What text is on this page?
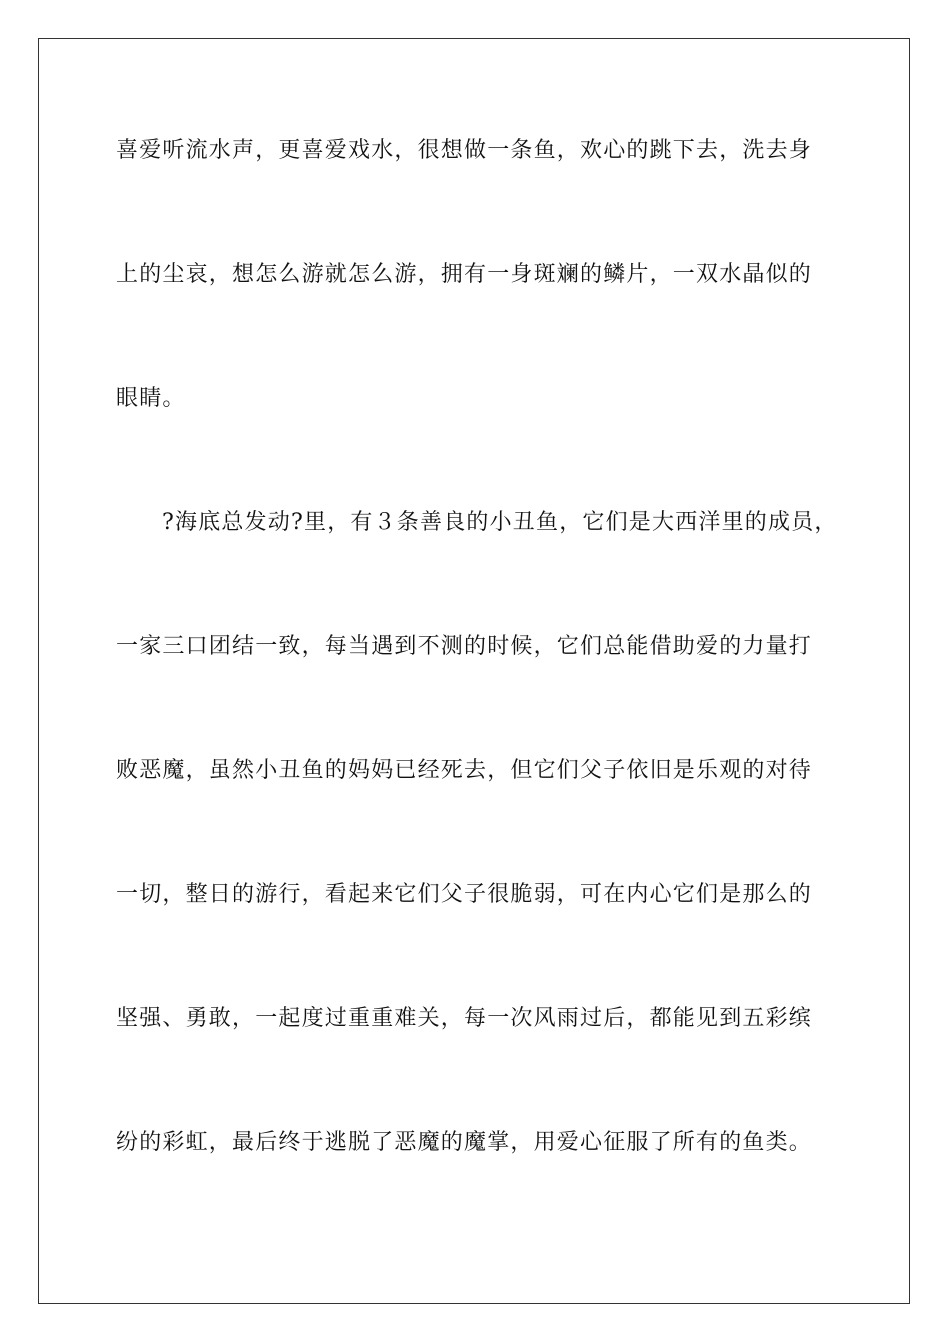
喜爱听流水声，更喜爱戏水，很想做一条鱼，欢心的跳下去，洗去身
上的尘哀，想怎么游就怎么游，拥有一身斑斓的鳞片，一双水晶似的
眼睛。
?海底总发动?里，有３条善良的小丑鱼，它们是大西洋里的成员，
一家三口团结一致，每当遇到不测的时候，它们总能借助爱的力量打
败恶魔，虽然小丑鱼的妈妈已经死去，但它们父子依旧是乐观的对待
一切，整日的游行，看起来它们父子很脆弱，可在内心它们是那么的
坚强、勇敢，一起度过重重难关，每一次风雨过后，都能见到五彩缤
纷的彩虹，最后终于逃脱了恶魔的魔掌，用爱心征服了所有的鱼类。
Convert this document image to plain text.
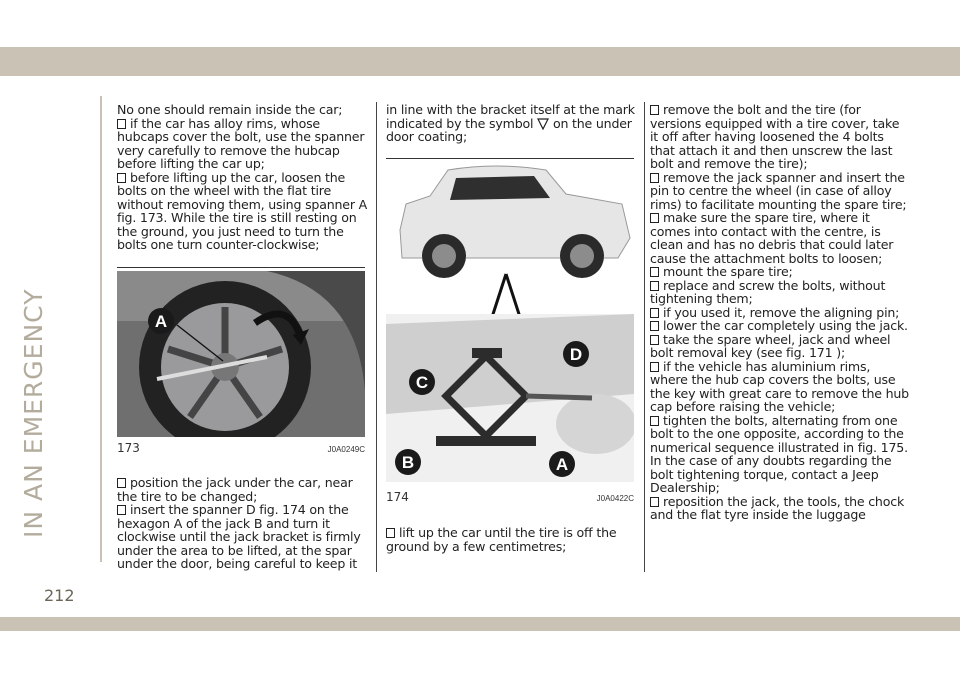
IN AN EMERGENCY
212
No one should remain inside the car;
if the car has alloy rims, whose hubcaps cover the bolt, use the spanner very carefully to remove the hubcap before lifting the car up;
before lifting up the car, loosen the bolts on the wheel with the flat tire without removing them, using spanner A fig. 173. While the tire is still resting on the ground, you just need to turn the bolts one turn counter-clockwise;
A
173	J0A0249C
position the jack under the car, near the tire to be changed;
insert the spanner D fig. 174 on the hexagon A of the jack B and turn it clockwise until the jack bracket is firmly under the area to be lifted, at the spar under the door, being careful to keep it
in line with the bracket itself at the mark indicated by the symbol on the under door coating;
C
D
B	A
174	J0A0422C
lift up the car until the tire is off the ground by a few centimetres;
remove the bolt and the tire (for versions equipped with a tire cover, take it off after having loosened the 4 bolts that attach it and then unscrew the last bolt and remove the tire);
remove the jack spanner and insert the pin to centre the wheel (in case of alloy rims) to facilitate mounting the spare tire;
make sure the spare tire, where it comes into contact with the centre, is clean and has no debris that could later cause the attachment bolts to loosen;
mount the spare tire;
replace and screw the bolts, without tightening them;
if you used it, remove the aligning pin;
lower the car completely using the jack.
take the spare wheel, jack and wheel bolt removal key (see fig. 171 );
if the vehicle has aluminium rims, where the hub cap covers the bolts, use the key with great care to remove the hub cap before raising the vehicle;
tighten the bolts, alternating from one bolt to the one opposite, according to the numerical sequence illustrated in fig. 175. In the case of any doubts regarding the bolt tightening torque, contact a Jeep Dealership;
reposition the jack, the tools, the chock and the flat tyre inside the luggage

.....

_SET PROBLEM_.
Copy all lines from the listing that contain "where".

_CORRECT RESPONSE_.
make sure the spare tire, where it comes into contact with the centre, is clean and has no debris that could later cause the attachment bolts to loosen;
if the vehicle has aluminium rims, where the hub cap covers the bolts, use the key with great care to remove the hub cap before raising the vehicle;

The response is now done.